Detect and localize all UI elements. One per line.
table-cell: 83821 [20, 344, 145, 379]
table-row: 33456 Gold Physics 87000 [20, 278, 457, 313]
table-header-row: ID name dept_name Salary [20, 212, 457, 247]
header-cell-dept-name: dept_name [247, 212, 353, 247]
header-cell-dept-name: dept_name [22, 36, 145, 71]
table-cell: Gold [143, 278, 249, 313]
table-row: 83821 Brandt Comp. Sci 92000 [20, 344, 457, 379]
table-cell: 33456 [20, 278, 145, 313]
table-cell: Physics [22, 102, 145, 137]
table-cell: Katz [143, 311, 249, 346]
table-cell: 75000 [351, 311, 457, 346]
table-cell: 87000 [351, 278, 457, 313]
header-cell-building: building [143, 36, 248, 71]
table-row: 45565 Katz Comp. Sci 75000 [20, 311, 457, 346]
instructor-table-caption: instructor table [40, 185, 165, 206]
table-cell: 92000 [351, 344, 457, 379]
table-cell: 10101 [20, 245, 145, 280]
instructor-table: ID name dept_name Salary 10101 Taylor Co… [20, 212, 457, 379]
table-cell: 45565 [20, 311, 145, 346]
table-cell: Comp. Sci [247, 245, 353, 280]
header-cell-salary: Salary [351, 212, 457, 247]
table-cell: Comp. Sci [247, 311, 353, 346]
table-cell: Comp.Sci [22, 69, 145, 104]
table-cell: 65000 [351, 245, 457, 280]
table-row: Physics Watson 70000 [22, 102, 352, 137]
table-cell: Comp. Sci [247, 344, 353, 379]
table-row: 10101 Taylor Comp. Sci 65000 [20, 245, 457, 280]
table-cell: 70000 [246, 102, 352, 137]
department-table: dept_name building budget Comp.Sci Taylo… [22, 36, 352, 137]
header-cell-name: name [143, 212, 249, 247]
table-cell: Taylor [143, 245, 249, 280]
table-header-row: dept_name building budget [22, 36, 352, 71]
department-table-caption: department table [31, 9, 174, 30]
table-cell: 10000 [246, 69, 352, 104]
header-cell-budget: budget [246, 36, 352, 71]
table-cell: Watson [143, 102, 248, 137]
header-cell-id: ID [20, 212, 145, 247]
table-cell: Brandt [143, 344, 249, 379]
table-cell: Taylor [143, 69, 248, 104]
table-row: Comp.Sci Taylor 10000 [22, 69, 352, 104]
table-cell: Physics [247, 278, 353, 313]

## What you are asked to do
Repeat the rows above word for word, beginning with the first one and ending after the line that contains "table-cell: Gold [143, 278, 249, 313]".

## Solved problem
Detect and localize all UI elements. One per line.
table-cell: 83821 [20, 344, 145, 379]
table-row: 33456 Gold Physics 87000 [20, 278, 457, 313]
table-header-row: ID name dept_name Salary [20, 212, 457, 247]
header-cell-dept-name: dept_name [247, 212, 353, 247]
header-cell-dept-name: dept_name [22, 36, 145, 71]
table-cell: Gold [143, 278, 249, 313]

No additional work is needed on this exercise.